--- The task ---
Continue the forum thread on incomplete alert webhook POST requests, starting right after its final sentence.

--- Document section ---
"""
Another issue is that seems some POST requests has missing information.
For example, if there is an active alert containing 5 nodes grouped together.
We will receive 2 POST request. The first one is incomplete because it has missing nodes.
{
"alerts": [
{
...
"instance": "node1.demo.com:9100",
...
"instance": "node2.demo.com:9100",
...
"instance": "node5.demo.com:9100",
...
"status": "firing"
}
],
...
}
And the second POST requests is the complete one. With 5 nodes.
{
"alerts": [
{
...
"instance": "node1.demo.com:9100",
...
"instance": "node2.demo.com:9100",
...
"instance": "node3.demo.com:9100",
...
"instance": "node4.demo.com:9100",
...
"instance": "node5.demo.com:9100",
...
"status": "firing"
}
],
...
}
@andrewipmtl
Shouldn't all alerts route to the default route (which is set as the webhook)?
no, alerts that will match the Test Presence Offline Notification Name
receiver won't go through the top-level route.
@mvineza this seems a different problem.
For example, if there is an active alert containing 5 nodes grouped together.
"""
--- Dataset excerpt ---
"""
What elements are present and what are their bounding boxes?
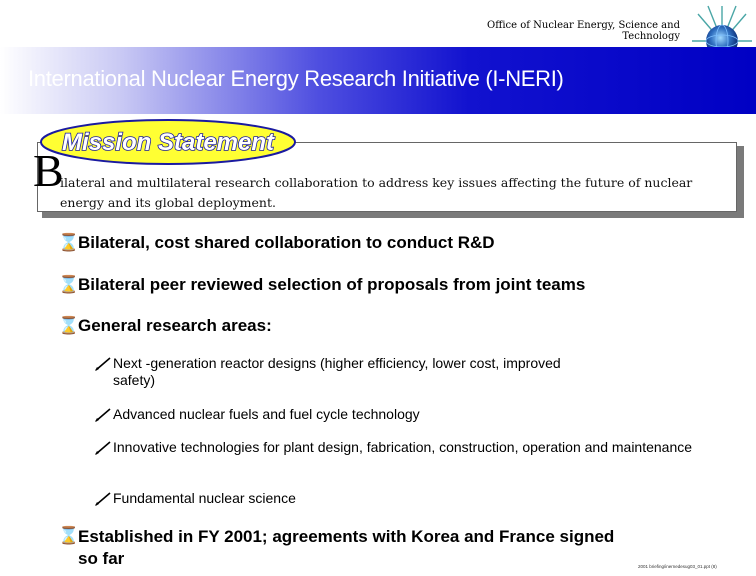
"""
--- The answer ---
We will receive 2 POST request. The first one is incomplete because it has missing nodes.
You have 5 alerts then and it may be that they are not sent at the same time by Prometheus.
@andrewipmtl
Shouldn't all alerts route to the default route (which is set as the webhook)?
no, alerts that will match the
Test Presence Offline Notification Name
receiver won't go through the top-level route.
Even though it has the continue flag to 'true' ? Is there any way to make all alerts hit the webhook no matter what?
We have a system where we want to store the alerts so that we can paginate them (webhook) but also only send notifications out for specific ones. Even if we configure an email notification for one of the alerts, we still want it to hit the webhook.
Has this problem been solved? I have encountered the same problem. When grouping alarms, webhook will lose part of the alarms.,My configuration information is as follows
Image: quay.io/prometheus/alertmanager:v0.21.0
route:
receiver: webhook
group_by:
- alertname
routes:
- receiver: webhook
continue: true
group_wait: 30s
group_interval: 1m
repeat_interval: 4h
receivers:
- name: webhook
webhook_configs:
- send_resolved: true
url: http://os-alertmgt-svc.prometheus-monitoring.svc:3000/api/v1/alert/webhook
templates:
- /etc/alertmanager/config/email.tmpl
In the alterManager page, I saw the following alarm. After passing the webhook, I could hardly see the complete alarm
alertname="aa"
4 alerts
alertname="we"
114 alerts
alertname="wewqd"
171 alerts
I've configured the webhook as another route on top of being the default route, and I'm still seeing some alerts not being sent through to the webhook.
@andrewipmtl can you share the new config?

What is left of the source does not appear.